## Exercise instructions
Output the records exactly as they appear, with no pictures included.

## Provided records
┌──
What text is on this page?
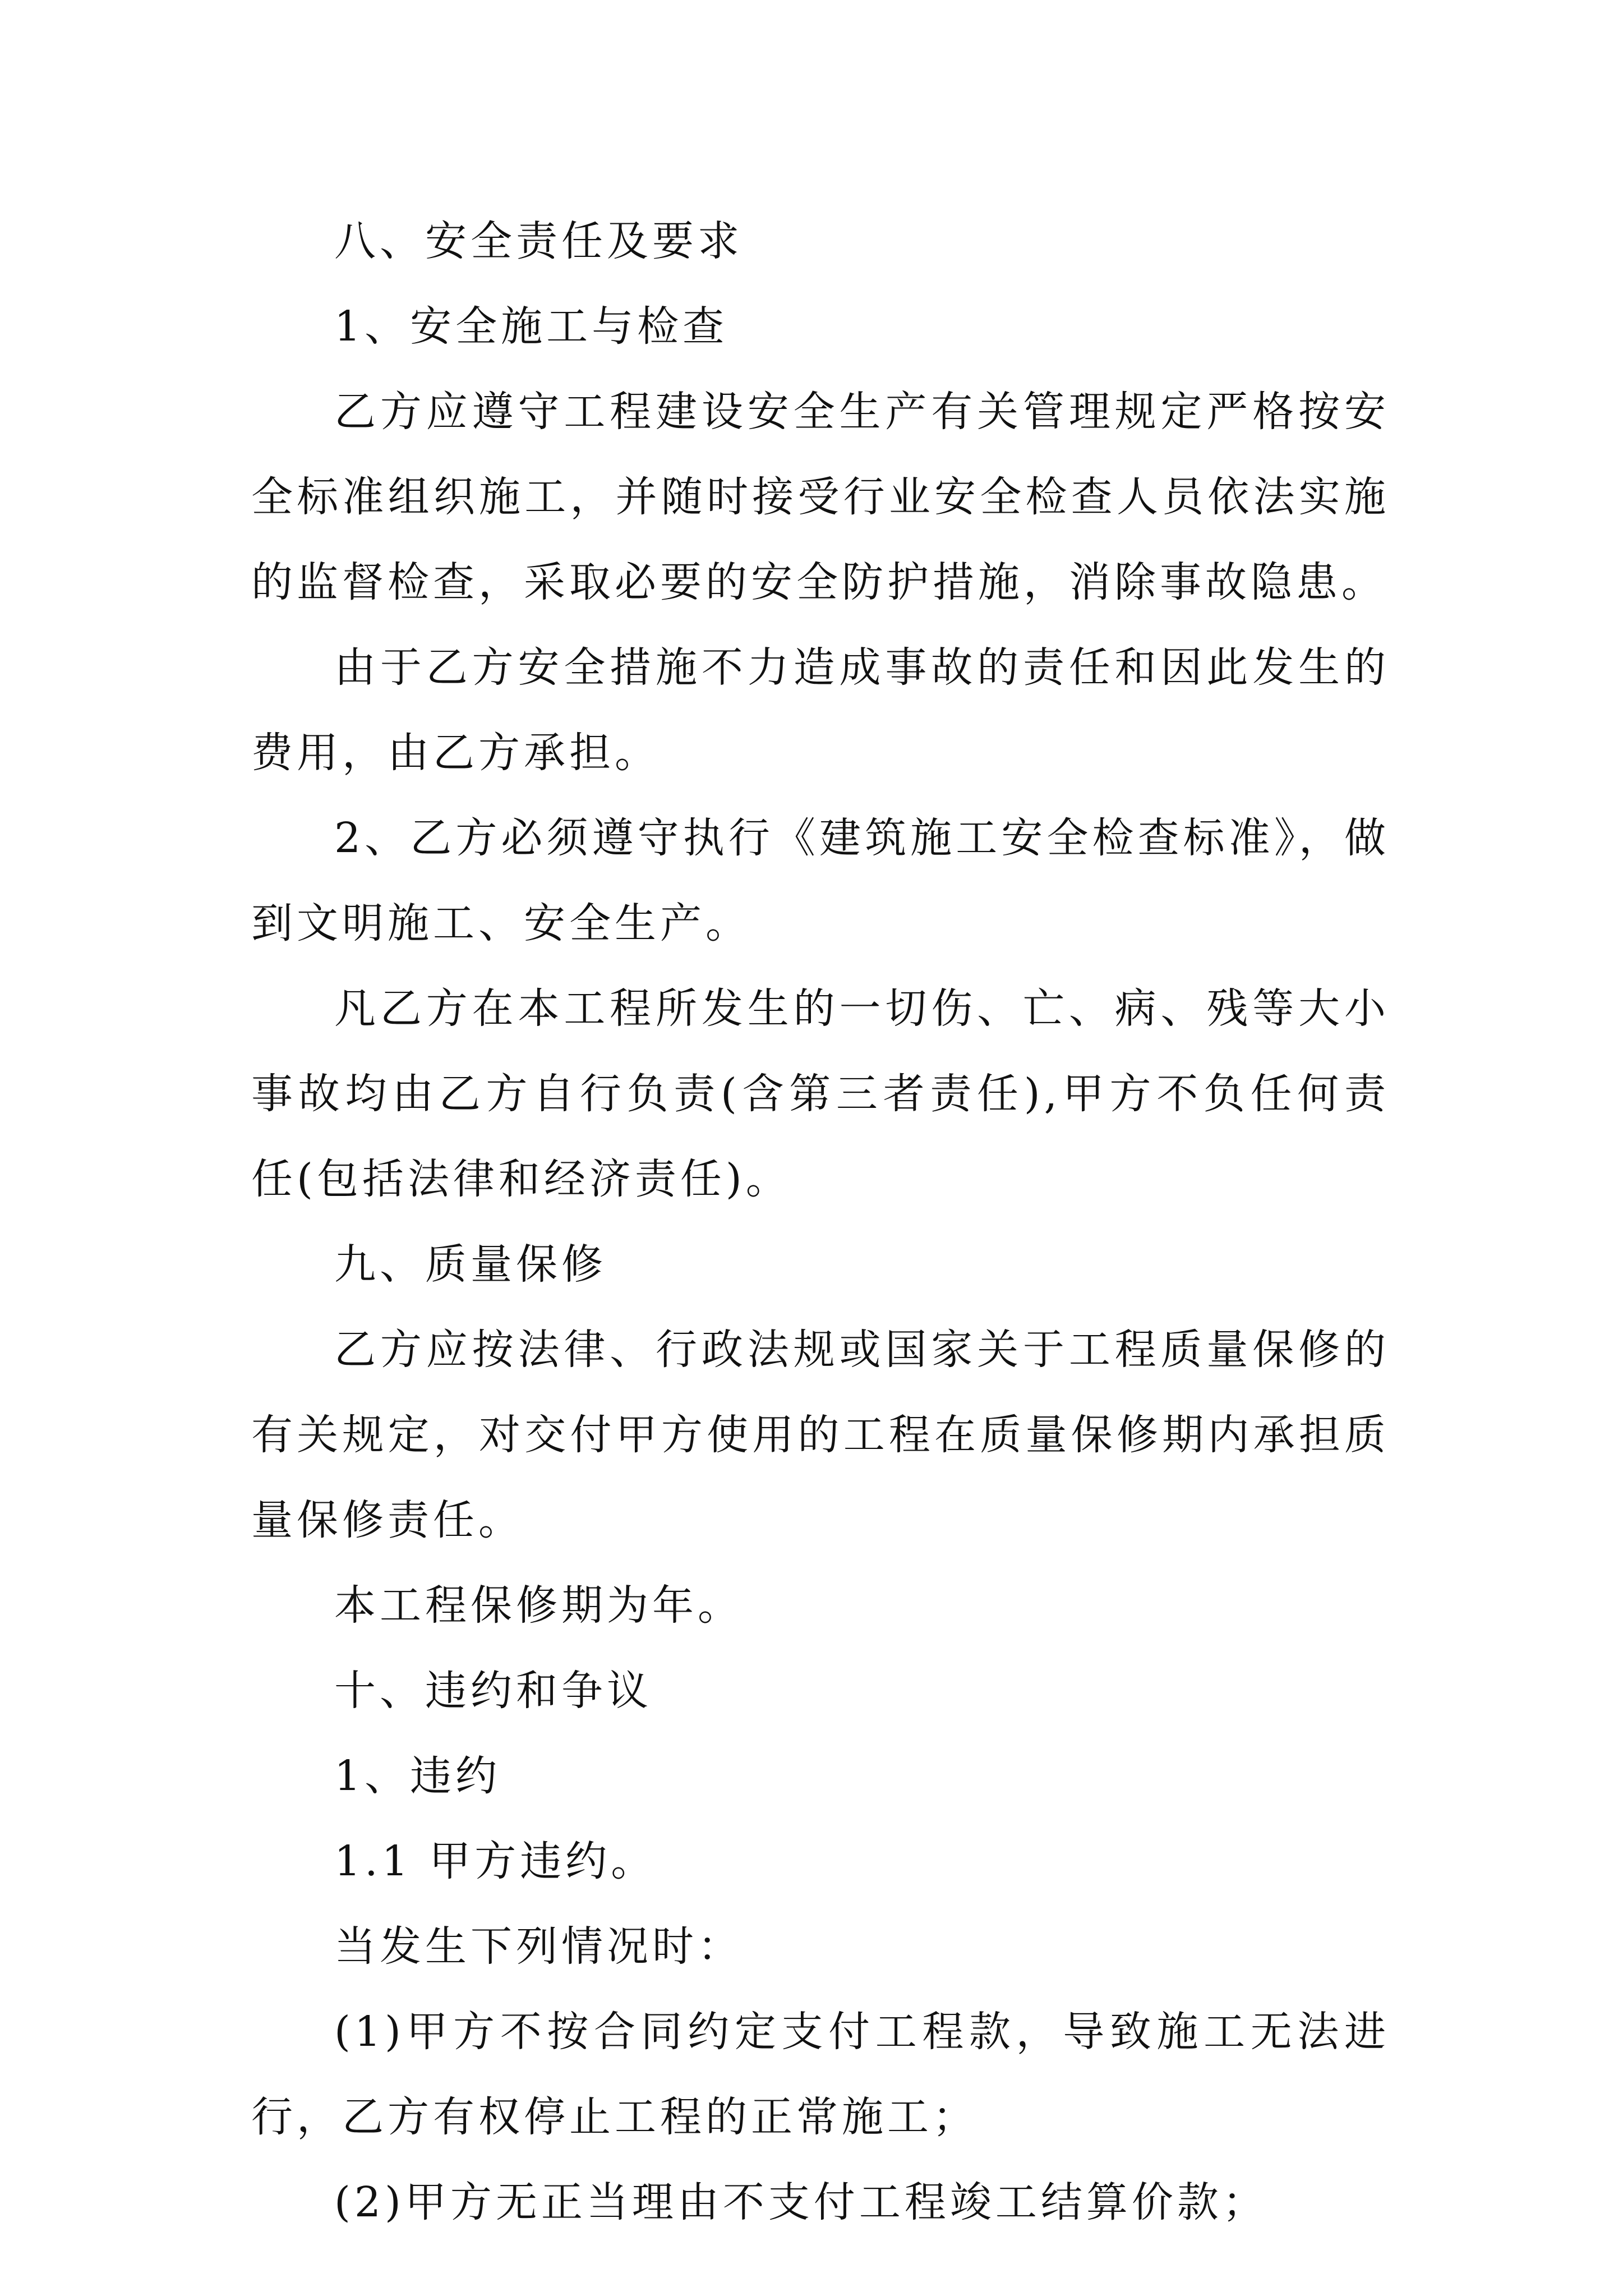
八、安全责任及要求

1、安全施工与检查

乙方应遵守工程建设安全生产有关管理规定严格按安全标准组织施工，并随时接受行业安全检查人员依法实施的监督检查，采取必要的安全防护措施，消除事故隐患。

由于乙方安全措施不力造成事故的责任和因此发生的费用，由乙方承担。

2、乙方必须遵守执行《建筑施工安全检查标准》，做到文明施工、安全生产。

凡乙方在本工程所发生的一切伤、亡、病、残等大小事故均由乙方自行负责(含第三者责任),甲方不负任何责任(包括法律和经济责任)。

九、质量保修

乙方应按法律、行政法规或国家关于工程质量保修的有关规定，对交付甲方使用的工程在质量保修期内承担质量保修责任。

本工程保修期为年。

十、违约和争议

1、违约

1.1 甲方违约。

当发生下列情况时：

(1)甲方不按合同约定支付工程款，导致施工无法进行，乙方有权停止工程的正常施工；

(2)甲方无正当理由不支付工程竣工结算价款；
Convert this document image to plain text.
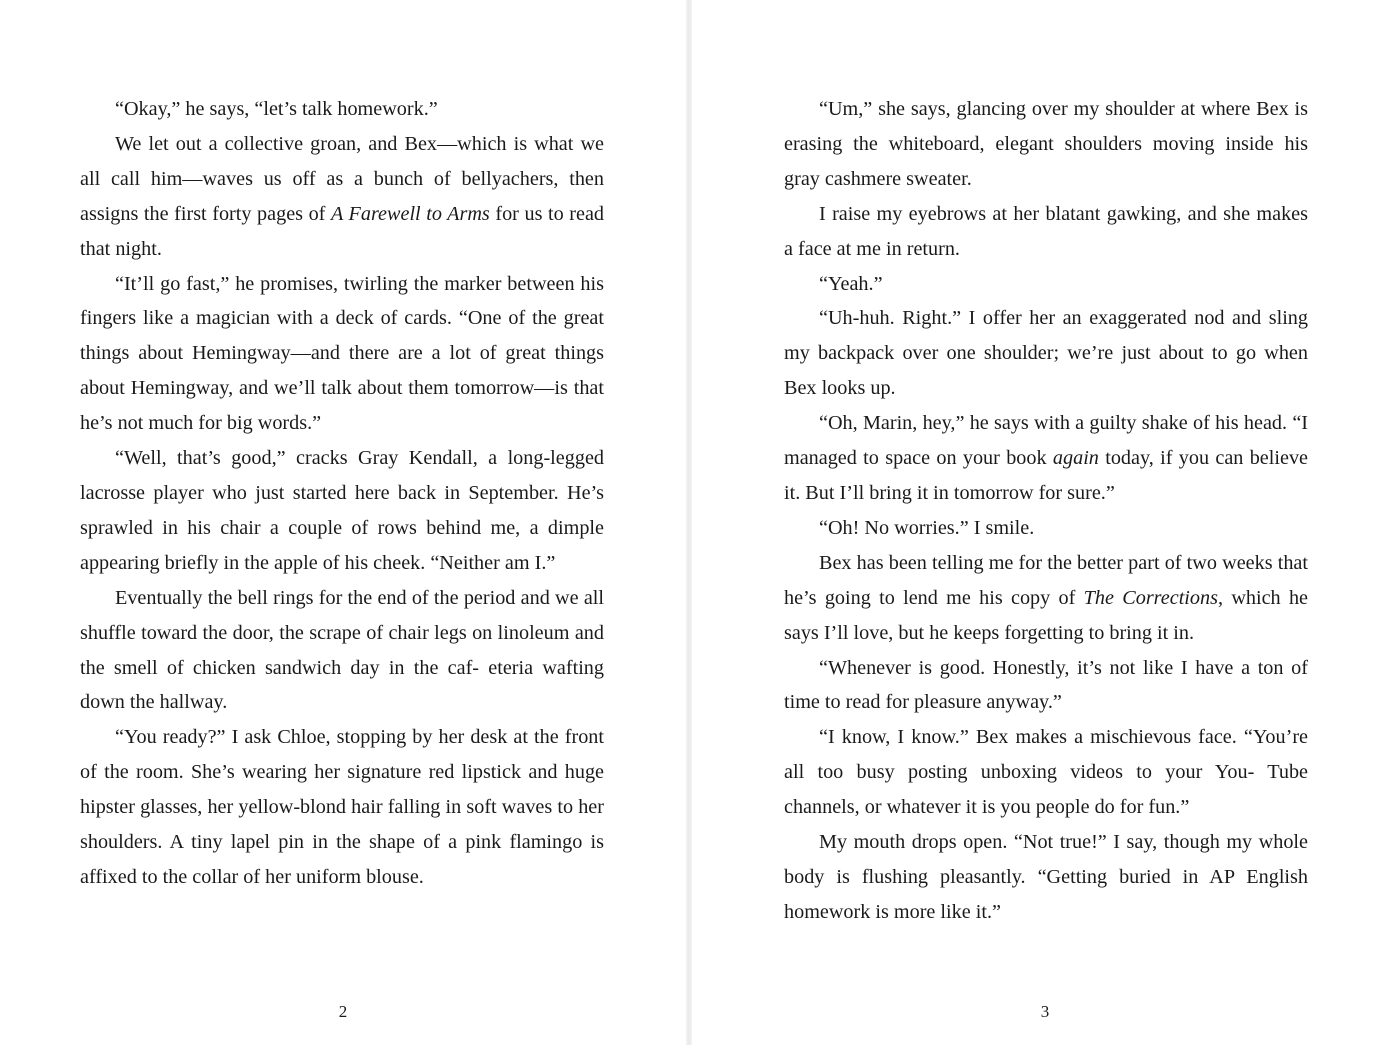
“Okay,” he says, “let’s talk homework.”

We let out a collective groan, and Bex—which is what we all call him—waves us off as a bunch of bellyachers, then assigns the first forty pages of A Farewell to Arms for us to read that night.

“It’ll go fast,” he promises, twirling the marker between his fingers like a magician with a deck of cards. “One of the great things about Hemingway—and there are a lot of great things about Hemingway, and we’ll talk about them tomorrow—is that he’s not much for big words.”

“Well, that’s good,” cracks Gray Kendall, a long-legged lacrosse player who just started here back in September. He’s sprawled in his chair a couple of rows behind me, a dimple appearing briefly in the apple of his cheek. “Neither am I.”

Eventually the bell rings for the end of the period and we all shuffle toward the door, the scrape of chair legs on linoleum and the smell of chicken sandwich day in the caf- eteria wafting down the hallway.

“You ready?” I ask Chloe, stopping by her desk at the front of the room. She’s wearing her signature red lipstick and huge hipster glasses, her yellow-blond hair falling in soft waves to her shoulders. A tiny lapel pin in the shape of a pink flamingo is affixed to the collar of her uniform blouse.

2

“Um,” she says, glancing over my shoulder at where Bex is erasing the whiteboard, elegant shoulders moving inside his gray cashmere sweater.

I raise my eyebrows at her blatant gawking, and she makes a face at me in return.

“Yeah.”

“Uh-huh. Right.” I offer her an exaggerated nod and sling my backpack over one shoulder; we’re just about to go when Bex looks up.

“Oh, Marin, hey,” he says with a guilty shake of his head. “I managed to space on your book again today, if you can believe it. But I’ll bring it in tomorrow for sure.”

“Oh! No worries.” I smile.

Bex has been telling me for the better part of two weeks that he’s going to lend me his copy of The Corrections, which he says I’ll love, but he keeps forgetting to bring it in.

“Whenever is good. Honestly, it’s not like I have a ton of time to read for pleasure anyway.”

“I know, I know.” Bex makes a mischievous face. “You’re all too busy posting unboxing videos to your You- Tube channels, or whatever it is you people do for fun.”

My mouth drops open. “Not true!” I say, though my whole body is flushing pleasantly. “Getting buried in AP English homework is more like it.”

3
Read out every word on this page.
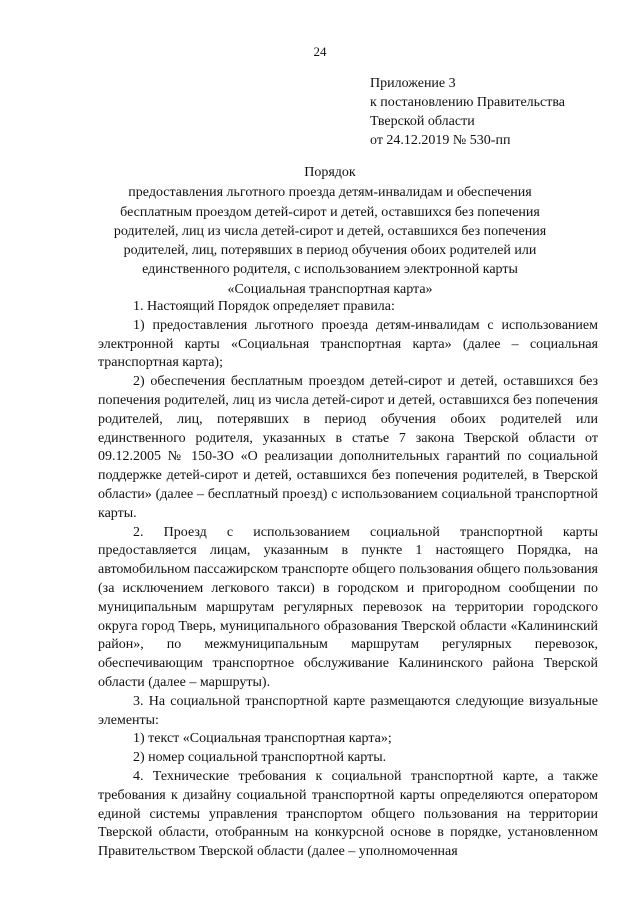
24
Приложение 3
к постановлению Правительства
Тверской области
от 24.12.2019 № 530-пп
Порядок
предоставления льготного проезда детям-инвалидам и обеспечения
бесплатным проездом детей-сирот и детей, оставшихся без попечения
родителей, лиц из числа детей-сирот и детей, оставшихся без попечения
родителей, лиц, потерявших в период обучения обоих родителей или
единственного родителя, с использованием электронной карты
«Социальная транспортная карта»

1. Настоящий Порядок определяет правила:

1) предоставления льготного проезда детям-инвалидам с использованием электронной карты «Социальная транспортная карта» (далее – социальная транспортная карта);

2) обеспечения бесплатным проездом детей-сирот и детей, оставшихся без попечения родителей, лиц из числа детей-сирот и детей, оставшихся без попечения родителей, лиц, потерявших в период обучения обоих родителей или единственного родителя, указанных в статье 7 закона Тверской области от 09.12.2005 № 150-ЗО «О реализации дополнительных гарантий по социальной поддержке детей-сирот и детей, оставшихся без попечения родителей, в Тверской области» (далее – бесплатный проезд) с использованием социальной транспортной карты.

2. Проезд с использованием социальной транспортной карты предоставляется лицам, указанным в пункте 1 настоящего Порядка, на автомобильном пассажирском транспорте общего пользования общего пользования (за исключением легкового такси) в городском и пригородном сообщении по муниципальным маршрутам регулярных перевозок на территории городского округа город Тверь, муниципального образования Тверской области «Калининский район», по межмуниципальным маршрутам регулярных перевозок, обеспечивающим транспортное обслуживание Калининского района Тверской области (далее – маршруты).

3. На социальной транспортной карте размещаются следующие визуальные элементы:

1) текст «Социальная транспортная карта»;

2) номер социальной транспортной карты.

4. Технические требования к социальной транспортной карте, а также требования к дизайну социальной транспортной карты определяются оператором единой системы управления транспортом общего пользования на территории Тверской области, отобранным на конкурсной основе в порядке, установленном Правительством Тверской области (далее – уполномоченная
└──
## Exercise result
What text is on this page?
八、安全责任及要求

1、安全施工与检查

乙方应遵守工程建设安全生产有关管理规定严格按安全标准组织施工，并随时接受行业安全检查人员依法实施的监督检查，采取必要的安全防护措施，消除事故隐患。

由于乙方安全措施不力造成事故的责任和因此发生的费用，由乙方承担。

2、乙方必须遵守执行《建筑施工安全检查标准》，做到文明施工、安全生产。

凡乙方在本工程所发生的一切伤、亡、病、残等大小事故均由乙方自行负责(含第三者责任),甲方不负任何责任(包括法律和经济责任)。

九、质量保修

乙方应按法律、行政法规或国家关于工程质量保修的有关规定，对交付甲方使用的工程在质量保修期内承担质量保修责任。

本工程保修期为年。

十、违约和争议

1、违约

1.1 甲方违约。

当发生下列情况时：

(1)甲方不按合同约定支付工程款，导致施工无法进行，乙方有权停止工程的正常施工；

(2)甲方无正当理由不支付工程竣工结算价款；
Convert this document image to plain text.
“Okay,” he says, “let’s talk homework.”

We let out a collective groan, and Bex—which is what we all call him—waves us off as a bunch of bellyachers, then assigns the first forty pages of A Farewell to Arms for us to read that night.

“It’ll go fast,” he promises, twirling the marker between his fingers like a magician with a deck of cards. “One of the great things about Hemingway—and there are a lot of great things about Hemingway, and we’ll talk about them tomorrow—is that he’s not much for big words.”

“Well, that’s good,” cracks Gray Kendall, a long-legged lacrosse player who just started here back in September. He’s sprawled in his chair a couple of rows behind me, a dimple appearing briefly in the apple of his cheek. “Neither am I.”

Eventually the bell rings for the end of the period and we all shuffle toward the door, the scrape of chair legs on linoleum and the smell of chicken sandwich day in the caf- eteria wafting down the hallway.

“You ready?” I ask Chloe, stopping by her desk at the front of the room. She’s wearing her signature red lipstick and huge hipster glasses, her yellow-blond hair falling in soft waves to her shoulders. A tiny lapel pin in the shape of a pink flamingo is affixed to the collar of her uniform blouse.

2

“Um,” she says, glancing over my shoulder at where Bex is erasing the whiteboard, elegant shoulders moving inside his gray cashmere sweater.

I raise my eyebrows at her blatant gawking, and she makes a face at me in return.

“Yeah.”

“Uh-huh. Right.” I offer her an exaggerated nod and sling my backpack over one shoulder; we’re just about to go when Bex looks up.

“Oh, Marin, hey,” he says with a guilty shake of his head. “I managed to space on your book again today, if you can believe it. But I’ll bring it in tomorrow for sure.”

“Oh! No worries.” I smile.

Bex has been telling me for the better part of two weeks that he’s going to lend me his copy of The Corrections, which he says I’ll love, but he keeps forgetting to bring it in.

“Whenever is good. Honestly, it’s not like I have a ton of time to read for pleasure anyway.”

“I know, I know.” Bex makes a mischievous face. “You’re all too busy posting unboxing videos to your You- Tube channels, or whatever it is you people do for fun.”

My mouth drops open. “Not true!” I say, though my whole body is flushing pleasantly. “Getting buried in AP English homework is more like it.”

3
Read out every word on this page.
24
Приложение 3
к постановлению Правительства
Тверской области
от 24.12.2019 № 530-пп
Порядок
предоставления льготного проезда детям-инвалидам и обеспечения
бесплатным проездом детей-сирот и детей, оставшихся без попечения
родителей, лиц из числа детей-сирот и детей, оставшихся без попечения
родителей, лиц, потерявших в период обучения обоих родителей или
единственного родителя, с использованием электронной карты
«Социальная транспортная карта»

1. Настоящий Порядок определяет правила:

1) предоставления льготного проезда детям-инвалидам с использованием электронной карты «Социальная транспортная карта» (далее – социальная транспортная карта);

2) обеспечения бесплатным проездом детей-сирот и детей, оставшихся без попечения родителей, лиц из числа детей-сирот и детей, оставшихся без попечения родителей, лиц, потерявших в период обучения обоих родителей или единственного родителя, указанных в статье 7 закона Тверской области от 09.12.2005 № 150-ЗО «О реализации дополнительных гарантий по социальной поддержке детей-сирот и детей, оставшихся без попечения родителей, в Тверской области» (далее – бесплатный проезд) с использованием социальной транспортной карты.

2. Проезд с использованием социальной транспортной карты предоставляется лицам, указанным в пункте 1 настоящего Порядка, на автомобильном пассажирском транспорте общего пользования общего пользования (за исключением легкового такси) в городском и пригородном сообщении по муниципальным маршрутам регулярных перевозок на территории городского округа город Тверь, муниципального образования Тверской области «Калининский район», по межмуниципальным маршрутам регулярных перевозок, обеспечивающим транспортное обслуживание Калининского района Тверской области (далее – маршруты).

3. На социальной транспортной карте размещаются следующие визуальные элементы:

1) текст «Социальная транспортная карта»;

2) номер социальной транспортной карты.

4. Технические требования к социальной транспортной карте, а также требования к дизайну социальной транспортной карты определяются оператором единой системы управления транспортом общего пользования на территории Тверской области, отобранным на конкурсной основе в порядке, установленном Правительством Тверской области (далее – уполномоченная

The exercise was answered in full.